### Brief
In your copy, include every line of the listing below exactly but none of the pictures.

### Record set
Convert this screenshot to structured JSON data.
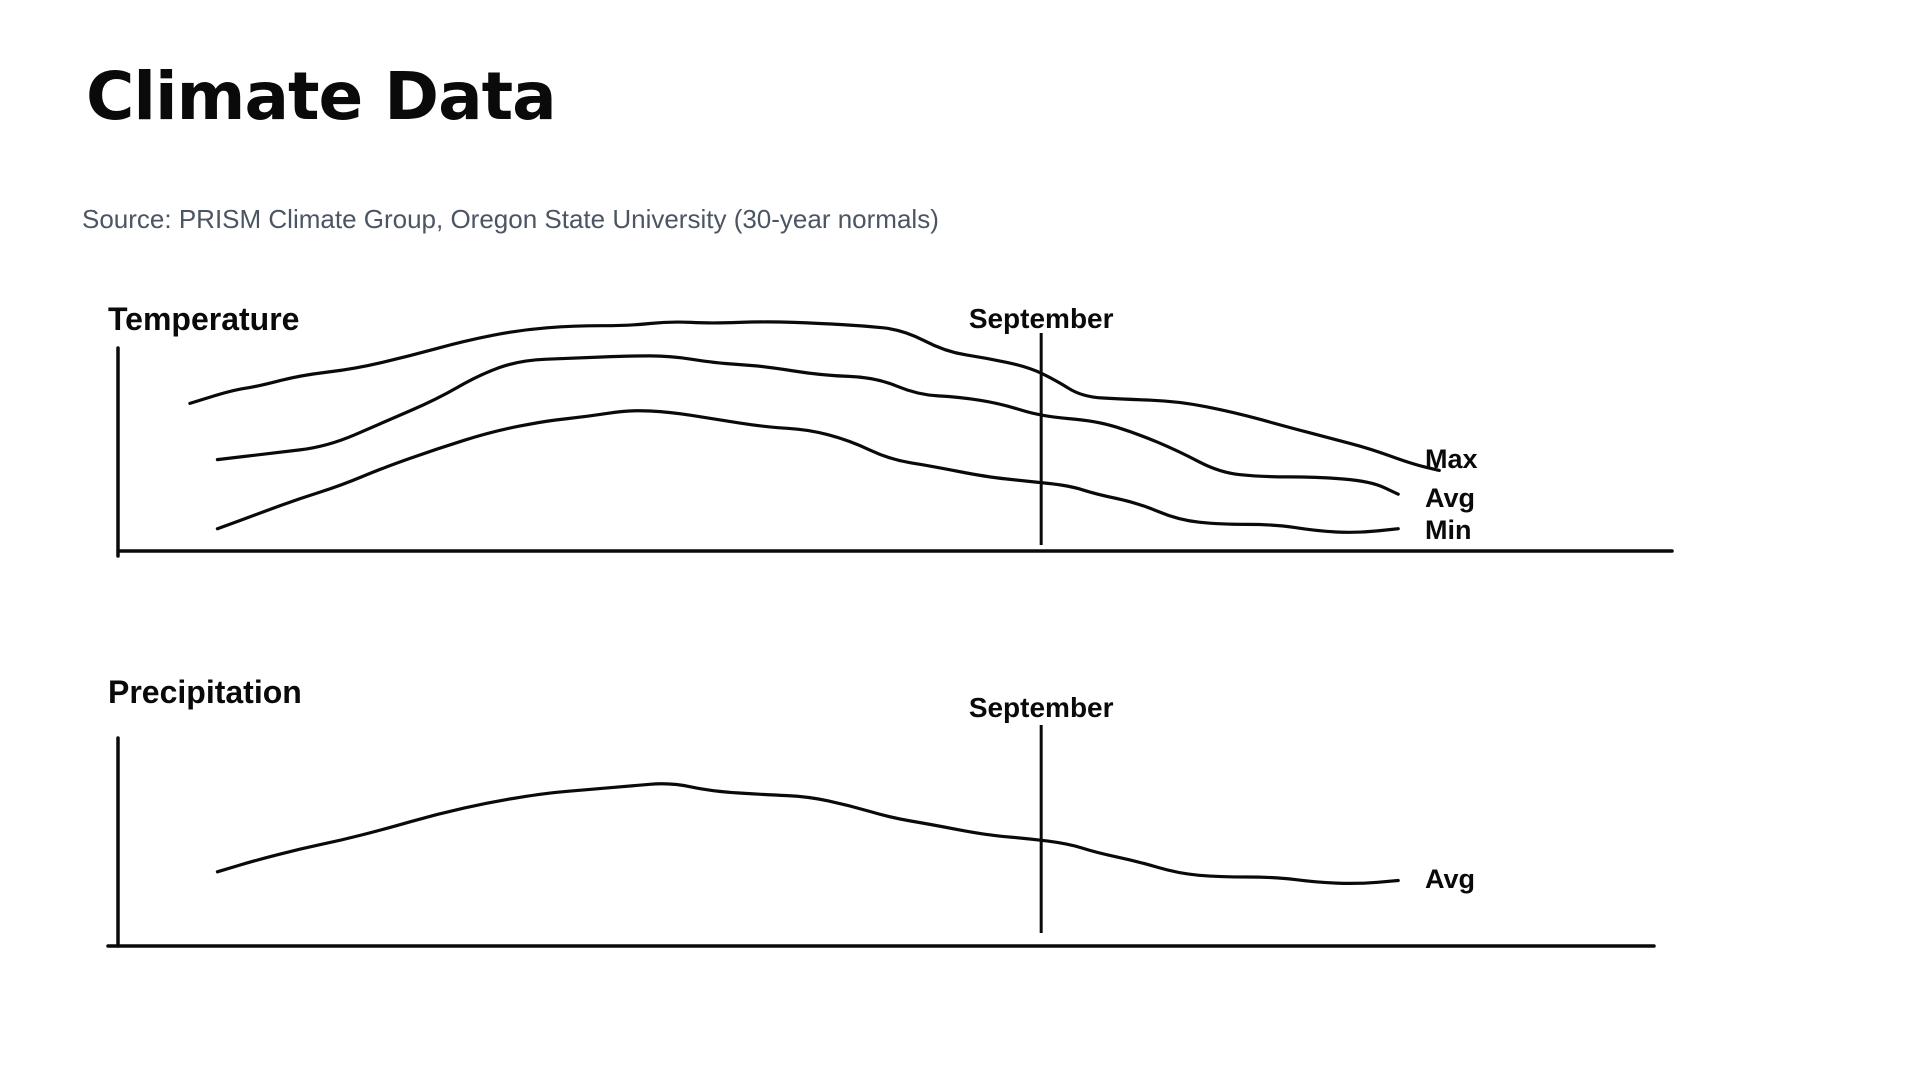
{
  "page": {
    "title": "Climate Data",
    "source": "Source: PRISM Climate Group, Oregon State University (30-year normals)"
  },
  "colors": {
    "ink": "#0a0a0a",
    "source_text": "#4b5563",
    "background": "#ffffff"
  },
  "chart_data": [
    {
      "type": "line",
      "title": "Temperature",
      "marker_label": "September",
      "marker_x": 0.66,
      "xlim": [
        0,
        1
      ],
      "ylim": [
        0,
        1
      ],
      "grid": false,
      "series": [
        {
          "name": "Max",
          "points": [
            [
              0.04,
              0.66
            ],
            [
              0.07,
              0.72
            ],
            [
              0.09,
              0.74
            ],
            [
              0.12,
              0.79
            ],
            [
              0.16,
              0.82
            ],
            [
              0.2,
              0.88
            ],
            [
              0.24,
              0.95
            ],
            [
              0.28,
              1.0
            ],
            [
              0.32,
              1.02
            ],
            [
              0.36,
              1.02
            ],
            [
              0.39,
              1.04
            ],
            [
              0.42,
              1.03
            ],
            [
              0.46,
              1.04
            ],
            [
              0.5,
              1.03
            ],
            [
              0.53,
              1.02
            ],
            [
              0.56,
              1.0
            ],
            [
              0.59,
              0.9
            ],
            [
              0.62,
              0.87
            ],
            [
              0.65,
              0.83
            ],
            [
              0.67,
              0.77
            ],
            [
              0.69,
              0.69
            ],
            [
              0.72,
              0.68
            ],
            [
              0.76,
              0.67
            ],
            [
              0.8,
              0.62
            ],
            [
              0.84,
              0.55
            ],
            [
              0.87,
              0.5
            ],
            [
              0.9,
              0.45
            ],
            [
              0.93,
              0.38
            ],
            [
              0.95,
              0.35
            ]
          ]
        },
        {
          "name": "Avg",
          "points": [
            [
              0.06,
              0.4
            ],
            [
              0.1,
              0.43
            ],
            [
              0.14,
              0.46
            ],
            [
              0.18,
              0.57
            ],
            [
              0.22,
              0.68
            ],
            [
              0.25,
              0.79
            ],
            [
              0.28,
              0.86
            ],
            [
              0.32,
              0.87
            ],
            [
              0.36,
              0.88
            ],
            [
              0.39,
              0.88
            ],
            [
              0.42,
              0.85
            ],
            [
              0.44,
              0.84
            ],
            [
              0.46,
              0.83
            ],
            [
              0.5,
              0.79
            ],
            [
              0.54,
              0.78
            ],
            [
              0.57,
              0.7
            ],
            [
              0.6,
              0.69
            ],
            [
              0.63,
              0.66
            ],
            [
              0.66,
              0.6
            ],
            [
              0.7,
              0.58
            ],
            [
              0.73,
              0.52
            ],
            [
              0.76,
              0.44
            ],
            [
              0.79,
              0.34
            ],
            [
              0.82,
              0.32
            ],
            [
              0.86,
              0.32
            ],
            [
              0.9,
              0.3
            ],
            [
              0.92,
              0.24
            ]
          ]
        },
        {
          "name": "Min",
          "points": [
            [
              0.06,
              0.08
            ],
            [
              0.09,
              0.15
            ],
            [
              0.12,
              0.22
            ],
            [
              0.15,
              0.28
            ],
            [
              0.18,
              0.36
            ],
            [
              0.22,
              0.45
            ],
            [
              0.26,
              0.53
            ],
            [
              0.3,
              0.58
            ],
            [
              0.33,
              0.6
            ],
            [
              0.36,
              0.63
            ],
            [
              0.39,
              0.62
            ],
            [
              0.42,
              0.59
            ],
            [
              0.46,
              0.55
            ],
            [
              0.49,
              0.54
            ],
            [
              0.52,
              0.49
            ],
            [
              0.55,
              0.4
            ],
            [
              0.58,
              0.37
            ],
            [
              0.62,
              0.32
            ],
            [
              0.65,
              0.3
            ],
            [
              0.68,
              0.28
            ],
            [
              0.7,
              0.24
            ],
            [
              0.73,
              0.2
            ],
            [
              0.76,
              0.12
            ],
            [
              0.79,
              0.1
            ],
            [
              0.83,
              0.1
            ],
            [
              0.86,
              0.07
            ],
            [
              0.89,
              0.06
            ],
            [
              0.92,
              0.08
            ]
          ]
        }
      ]
    },
    {
      "type": "line",
      "title": "Precipitation",
      "marker_label": "September",
      "marker_x": 0.66,
      "xlim": [
        0,
        1
      ],
      "ylim": [
        0,
        1
      ],
      "grid": false,
      "series": [
        {
          "name": "Avg",
          "points": [
            [
              0.06,
              0.39
            ],
            [
              0.09,
              0.46
            ],
            [
              0.12,
              0.52
            ],
            [
              0.15,
              0.57
            ],
            [
              0.18,
              0.63
            ],
            [
              0.22,
              0.72
            ],
            [
              0.26,
              0.79
            ],
            [
              0.3,
              0.84
            ],
            [
              0.33,
              0.86
            ],
            [
              0.36,
              0.88
            ],
            [
              0.39,
              0.9
            ],
            [
              0.42,
              0.85
            ],
            [
              0.46,
              0.83
            ],
            [
              0.49,
              0.82
            ],
            [
              0.52,
              0.77
            ],
            [
              0.55,
              0.7
            ],
            [
              0.58,
              0.66
            ],
            [
              0.62,
              0.6
            ],
            [
              0.65,
              0.58
            ],
            [
              0.68,
              0.55
            ],
            [
              0.7,
              0.5
            ],
            [
              0.73,
              0.45
            ],
            [
              0.76,
              0.38
            ],
            [
              0.79,
              0.36
            ],
            [
              0.83,
              0.36
            ],
            [
              0.86,
              0.33
            ],
            [
              0.89,
              0.32
            ],
            [
              0.92,
              0.34
            ]
          ]
        }
      ]
    }
  ]
}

### The completed task
Convert this screenshot to structured JSON data.
{
  "page": {
    "title": "Climate Data",
    "source": "Source: PRISM Climate Group, Oregon State University (30-year normals)"
  },
  "colors": {
    "ink": "#0a0a0a",
    "source_text": "#4b5563",
    "background": "#ffffff"
  },
  "chart_data": [
    {
      "type": "line",
      "title": "Temperature",
      "marker_label": "September",
      "marker_x": 0.66,
      "xlim": [
        0,
        1
      ],
      "ylim": [
        0,
        1
      ],
      "grid": false,
      "series": [
        {
          "name": "Max",
          "points": [
            [
              0.04,
              0.66
            ],
            [
              0.07,
              0.72
            ],
            [
              0.09,
              0.74
            ],
            [
              0.12,
              0.79
            ],
            [
              0.16,
              0.82
            ],
            [
              0.2,
              0.88
            ],
            [
              0.24,
              0.95
            ],
            [
              0.28,
              1.0
            ],
            [
              0.32,
              1.02
            ],
            [
              0.36,
              1.02
            ],
            [
              0.39,
              1.04
            ],
            [
              0.42,
              1.03
            ],
            [
              0.46,
              1.04
            ],
            [
              0.5,
              1.03
            ],
            [
              0.53,
              1.02
            ],
            [
              0.56,
              1.0
            ],
            [
              0.59,
              0.9
            ],
            [
              0.62,
              0.87
            ],
            [
              0.65,
              0.83
            ],
            [
              0.67,
              0.77
            ],
            [
              0.69,
              0.69
            ],
            [
              0.72,
              0.68
            ],
            [
              0.76,
              0.67
            ],
            [
              0.8,
              0.62
            ],
            [
              0.84,
              0.55
            ],
            [
              0.87,
              0.5
            ],
            [
              0.9,
              0.45
            ],
            [
              0.93,
              0.38
            ],
            [
              0.95,
              0.35
            ]
          ]
        },
        {
          "name": "Avg",
          "points": [
            [
              0.06,
              0.4
            ],
            [
              0.1,
              0.43
            ],
            [
              0.14,
              0.46
            ],
            [
              0.18,
              0.57
            ],
            [
              0.22,
              0.68
            ],
            [
              0.25,
              0.79
            ],
            [
              0.28,
              0.86
            ],
            [
              0.32,
              0.87
            ],
            [
              0.36,
              0.88
            ],
            [
              0.39,
              0.88
            ],
            [
              0.42,
              0.85
            ],
            [
              0.44,
              0.84
            ],
            [
              0.46,
              0.83
            ],
            [
              0.5,
              0.79
            ],
            [
              0.54,
              0.78
            ],
            [
              0.57,
              0.7
            ],
            [
              0.6,
              0.69
            ],
            [
              0.63,
              0.66
            ],
            [
              0.66,
              0.6
            ],
            [
              0.7,
              0.58
            ],
            [
              0.73,
              0.52
            ],
            [
              0.76,
              0.44
            ],
            [
              0.79,
              0.34
            ],
            [
              0.82,
              0.32
            ],
            [
              0.86,
              0.32
            ],
            [
              0.9,
              0.3
            ],
            [
              0.92,
              0.24
            ]
          ]
        },
        {
          "name": "Min",
          "points": [
            [
              0.06,
              0.08
            ],
            [
              0.09,
              0.15
            ],
            [
              0.12,
              0.22
            ],
            [
              0.15,
              0.28
            ],
            [
              0.18,
              0.36
            ],
            [
              0.22,
              0.45
            ],
            [
              0.26,
              0.53
            ],
            [
              0.3,
              0.58
            ],
            [
              0.33,
              0.6
            ],
            [
              0.36,
              0.63
            ],
            [
              0.39,
              0.62
            ],
            [
              0.42,
              0.59
            ],
            [
              0.46,
              0.55
            ],
            [
              0.49,
              0.54
            ],
            [
              0.52,
              0.49
            ],
            [
              0.55,
              0.4
            ],
            [
              0.58,
              0.37
            ],
            [
              0.62,
              0.32
            ],
            [
              0.65,
              0.3
            ],
            [
              0.68,
              0.28
            ],
            [
              0.7,
              0.24
            ],
            [
              0.73,
              0.2
            ],
            [
              0.76,
              0.12
            ],
            [
              0.79,
              0.1
            ],
            [
              0.83,
              0.1
            ],
            [
              0.86,
              0.07
            ],
            [
              0.89,
              0.06
            ],
            [
              0.92,
              0.08
            ]
          ]
        }
      ]
    },
    {
      "type": "line",
      "title": "Precipitation",
      "marker_label": "September",
      "marker_x": 0.66,
      "xlim": [
        0,
        1
      ],
      "ylim": [
        0,
        1
      ],
      "grid": false,
      "series": [
        {
          "name": "Avg",
          "points": [
            [
              0.06,
              0.39
            ],
            [
              0.09,
              0.46
            ],
            [
              0.12,
              0.52
            ],
            [
              0.15,
              0.57
            ],
            [
              0.18,
              0.63
            ],
            [
              0.22,
              0.72
            ],
            [
              0.26,
              0.79
            ],
            [
              0.3,
              0.84
            ],
            [
              0.33,
              0.86
            ],
            [
              0.36,
              0.88
            ],
            [
              0.39,
              0.9
            ],
            [
              0.42,
              0.85
            ],
            [
              0.46,
              0.83
            ],
            [
              0.49,
              0.82
            ],
            [
              0.52,
              0.77
            ],
            [
              0.55,
              0.7
            ],
            [
              0.58,
              0.66
            ],
            [
              0.62,
              0.6
            ],
            [
              0.65,
              0.58
            ],
            [
              0.68,
              0.55
            ],
            [
              0.7,
              0.5
            ],
            [
              0.73,
              0.45
            ],
            [
              0.76,
              0.38
            ],
            [
              0.79,
              0.36
            ],
            [
              0.83,
              0.36
            ],
            [
              0.86,
              0.33
            ],
            [
              0.89,
              0.32
            ],
            [
              0.92,
              0.34
            ]
          ]
        }
      ]
    }
  ]
}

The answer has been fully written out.